Data section:
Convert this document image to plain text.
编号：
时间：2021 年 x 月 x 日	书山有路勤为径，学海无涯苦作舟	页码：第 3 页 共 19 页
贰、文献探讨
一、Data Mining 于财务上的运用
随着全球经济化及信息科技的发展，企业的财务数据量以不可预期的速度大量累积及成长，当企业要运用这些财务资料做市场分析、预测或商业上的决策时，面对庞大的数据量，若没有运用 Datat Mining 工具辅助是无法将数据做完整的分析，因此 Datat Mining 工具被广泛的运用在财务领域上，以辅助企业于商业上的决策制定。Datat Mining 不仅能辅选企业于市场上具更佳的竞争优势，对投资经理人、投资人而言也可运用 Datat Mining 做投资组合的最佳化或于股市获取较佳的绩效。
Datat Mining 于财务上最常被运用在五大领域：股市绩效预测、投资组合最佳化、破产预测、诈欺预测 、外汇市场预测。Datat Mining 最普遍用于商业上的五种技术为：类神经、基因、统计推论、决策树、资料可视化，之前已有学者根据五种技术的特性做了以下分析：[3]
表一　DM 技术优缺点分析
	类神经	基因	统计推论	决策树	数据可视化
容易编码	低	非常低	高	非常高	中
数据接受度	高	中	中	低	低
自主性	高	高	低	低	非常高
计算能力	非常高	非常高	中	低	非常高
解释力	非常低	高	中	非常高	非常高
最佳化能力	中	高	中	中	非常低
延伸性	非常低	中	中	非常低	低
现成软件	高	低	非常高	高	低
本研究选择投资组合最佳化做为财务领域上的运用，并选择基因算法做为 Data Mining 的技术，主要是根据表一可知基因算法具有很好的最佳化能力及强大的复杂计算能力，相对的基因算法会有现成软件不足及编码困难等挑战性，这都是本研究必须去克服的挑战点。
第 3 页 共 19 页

* * *

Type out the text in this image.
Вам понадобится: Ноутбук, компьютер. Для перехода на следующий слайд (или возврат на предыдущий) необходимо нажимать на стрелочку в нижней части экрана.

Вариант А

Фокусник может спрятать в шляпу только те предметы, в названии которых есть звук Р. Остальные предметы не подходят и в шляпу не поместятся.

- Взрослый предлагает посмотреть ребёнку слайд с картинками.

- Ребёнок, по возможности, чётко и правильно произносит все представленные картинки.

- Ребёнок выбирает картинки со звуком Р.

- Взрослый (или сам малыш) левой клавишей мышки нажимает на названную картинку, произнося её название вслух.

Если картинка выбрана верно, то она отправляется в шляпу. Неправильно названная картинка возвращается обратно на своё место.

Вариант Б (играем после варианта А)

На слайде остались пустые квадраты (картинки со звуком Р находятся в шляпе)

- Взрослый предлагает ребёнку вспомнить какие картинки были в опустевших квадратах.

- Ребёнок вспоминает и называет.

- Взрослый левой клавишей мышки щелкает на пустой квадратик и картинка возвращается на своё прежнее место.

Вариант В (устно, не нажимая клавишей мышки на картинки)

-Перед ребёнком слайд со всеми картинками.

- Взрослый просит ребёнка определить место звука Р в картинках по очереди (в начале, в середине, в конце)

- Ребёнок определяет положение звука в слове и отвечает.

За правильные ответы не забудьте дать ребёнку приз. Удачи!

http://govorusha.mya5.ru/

==

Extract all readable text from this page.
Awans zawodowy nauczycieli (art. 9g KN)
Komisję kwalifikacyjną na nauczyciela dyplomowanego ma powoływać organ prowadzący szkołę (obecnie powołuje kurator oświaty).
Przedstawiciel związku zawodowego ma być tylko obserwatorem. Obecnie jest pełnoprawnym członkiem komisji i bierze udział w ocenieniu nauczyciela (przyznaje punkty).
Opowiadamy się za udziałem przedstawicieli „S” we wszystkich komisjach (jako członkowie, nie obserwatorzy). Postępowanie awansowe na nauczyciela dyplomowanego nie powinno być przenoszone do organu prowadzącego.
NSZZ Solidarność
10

Set exercise:
Pull every line containing "nauczyciela" from the material above.

Exercise answer:
Komisję kwalifikacyjną na nauczyciela dyplomowanego ma powoływać organ prowadzący szkołę (obecnie powołuje kurator oświaty).
Przedstawiciel związku zawodowego ma być tylko obserwatorem. Obecnie jest pełnoprawnym członkiem komisji i bierze udział w ocenieniu nauczyciela (przyznaje punkty).
Opowiadamy się za udziałem przedstawicieli „S” we wszystkich komisjach (jako członkowie, nie obserwatorzy). Postępowanie awansowe na nauczyciela dyplomowanego nie powinno być przenoszone do organu prowadzącego.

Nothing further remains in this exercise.